■ **WHAT IS REQUIRED**: Collect every line of the material below that contains the string "size", treating uppercase and lowercase as different.
## Start PROVIDED DATA
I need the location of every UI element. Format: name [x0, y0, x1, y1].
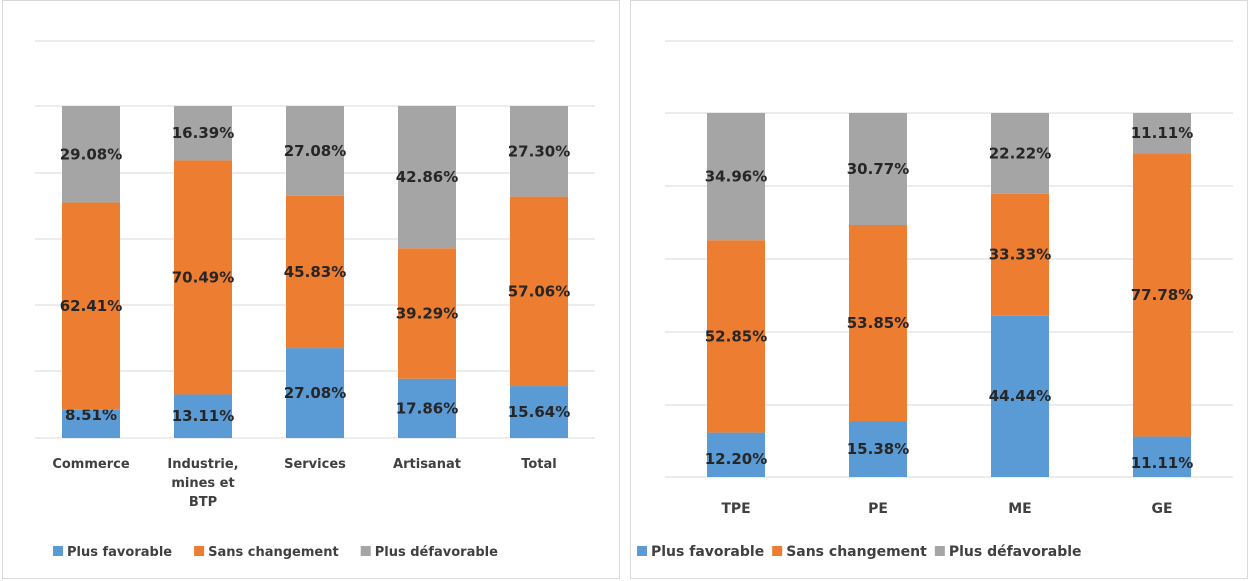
data-label: 77.78% — [1131, 286, 1193, 304]
bar-segment-sans-changement — [510, 196, 568, 387]
data-label: 8.51% — [65, 406, 117, 424]
data-label: 13.11% — [172, 407, 234, 425]
stacked-bar-chart-by-size: 12.20% 52.85% 34.96% TPE 15.38% 53.85% 30.77% P… — [637, 40, 1233, 560]
bar-segment-defavorable — [398, 105, 456, 249]
legend-label-defavorable: Plus défavorable — [949, 544, 1082, 560]
bar-segment-sans-changement — [849, 225, 907, 422]
chart-panel-by-size: 12.20% 52.85% 34.96% TPE 15.38% 53.85% 30.77% P… — [630, 0, 1248, 579]
category-label: PE — [868, 501, 888, 517]
bar-segment-defavorable — [510, 106, 568, 197]
bar-segment-favorable — [707, 432, 765, 477]
data-label: 52.85% — [705, 327, 767, 345]
stacked-bar-chart-by-sector: 8.51% 62.41% 29.08% Commerce 13.11% 70.49% 16.… — [35, 40, 595, 560]
data-label: 15.38% — [847, 440, 909, 458]
bar-segment-favorable — [174, 394, 232, 438]
bar-segment-favorable — [510, 386, 568, 438]
bar-segment-defavorable — [991, 113, 1049, 194]
bar-segment-defavorable — [62, 106, 120, 203]
bar-segment-defavorable — [849, 113, 907, 226]
data-label: 53.85% — [847, 314, 909, 332]
bar-segment-defavorable — [1133, 113, 1191, 154]
bar-segment-favorable — [991, 315, 1049, 477]
legend-swatch-sans-changement — [772, 546, 783, 556]
bar-segment-sans-changement — [1133, 153, 1191, 437]
data-label: 27.08% — [284, 384, 346, 402]
bar-segment-defavorable — [707, 112, 765, 241]
category-label: Services — [284, 457, 346, 472]
data-label: 39.29% — [396, 304, 458, 322]
bar-segment-sans-changement — [398, 248, 456, 379]
bar-segment-favorable — [286, 348, 344, 438]
legend-label-defavorable: Plus défavorable — [375, 545, 498, 560]
data-label: 62.41% — [60, 297, 122, 315]
data-label: 29.08% — [60, 145, 122, 163]
bar-segment-defavorable — [174, 106, 232, 161]
category-label: GE — [1151, 501, 1172, 517]
bar-segment-sans-changement — [62, 202, 120, 410]
category-label: Industrie, — [167, 457, 238, 472]
data-label: 42.86% — [396, 168, 458, 186]
legend-swatch-favorable — [53, 546, 63, 556]
category-label: Commerce — [52, 457, 129, 472]
data-label: 15.64% — [508, 403, 570, 421]
bar-segment-sans-changement — [991, 193, 1049, 316]
chart-panel-by-sector: 8.51% 62.41% 29.08% Commerce 13.11% 70.49% 16.… — [2, 0, 620, 579]
data-label: 44.44% — [989, 387, 1051, 405]
bar-segment-favorable — [849, 421, 907, 477]
data-label: 70.49% — [172, 268, 234, 286]
legend-swatch-defavorable — [360, 546, 371, 556]
data-label: 11.11% — [1131, 124, 1193, 142]
legend-label-favorable: Plus favorable — [67, 545, 172, 560]
legend-swatch-sans-changement — [194, 546, 205, 556]
legend-label-sans-changement: Sans changement — [208, 545, 339, 560]
category-label: TPE — [721, 501, 750, 517]
category-label: Total — [521, 457, 557, 472]
data-label: 11.11% — [1131, 454, 1193, 472]
bar-segment-sans-changement — [707, 240, 765, 433]
data-label: 27.08% — [284, 142, 346, 160]
data-label: 30.77% — [847, 160, 909, 178]
bar-segment-favorable — [1133, 436, 1191, 477]
legend-swatch-favorable — [637, 546, 647, 556]
category-label: BTP — [189, 495, 217, 510]
bar-segment-sans-changement — [286, 195, 344, 349]
legend-swatch-defavorable — [934, 546, 945, 556]
data-label: 22.22% — [989, 144, 1051, 162]
data-label: 12.20% — [705, 450, 767, 468]
legend-label-favorable: Plus favorable — [651, 544, 764, 560]
data-label: 45.83% — [284, 263, 346, 281]
data-label: 33.33% — [989, 246, 1051, 264]
bar-segment-defavorable — [286, 106, 344, 196]
category-label: ME — [1008, 501, 1032, 517]
data-label: 34.96% — [705, 168, 767, 186]
category-label: Artisanat — [393, 457, 461, 472]
bar-segment-favorable — [398, 378, 456, 438]
data-label: 16.39% — [172, 124, 234, 142]
data-label: 57.06% — [508, 282, 570, 300]
data-label: 27.30% — [508, 142, 570, 160]
legend-label-sans-changement: Sans changement — [786, 544, 927, 560]
data-label: 17.86% — [396, 399, 458, 417]
bar-segment-favorable — [62, 409, 120, 438]
bar-segment-sans-changement — [174, 160, 232, 395]
category-label: mines et — [171, 476, 234, 491]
## End PROVIDED DATA
■ **TASK RESPONSE**:
stacked-bar-chart-by-size: 12.20% 52.85% 34.96% TPE 15.38% 53.85% 30.77% P… — [637, 40, 1233, 560]
chart-panel-by-size: 12.20% 52.85% 34.96% TPE 15.38% 53.85% 30.77% P… — [630, 0, 1248, 579]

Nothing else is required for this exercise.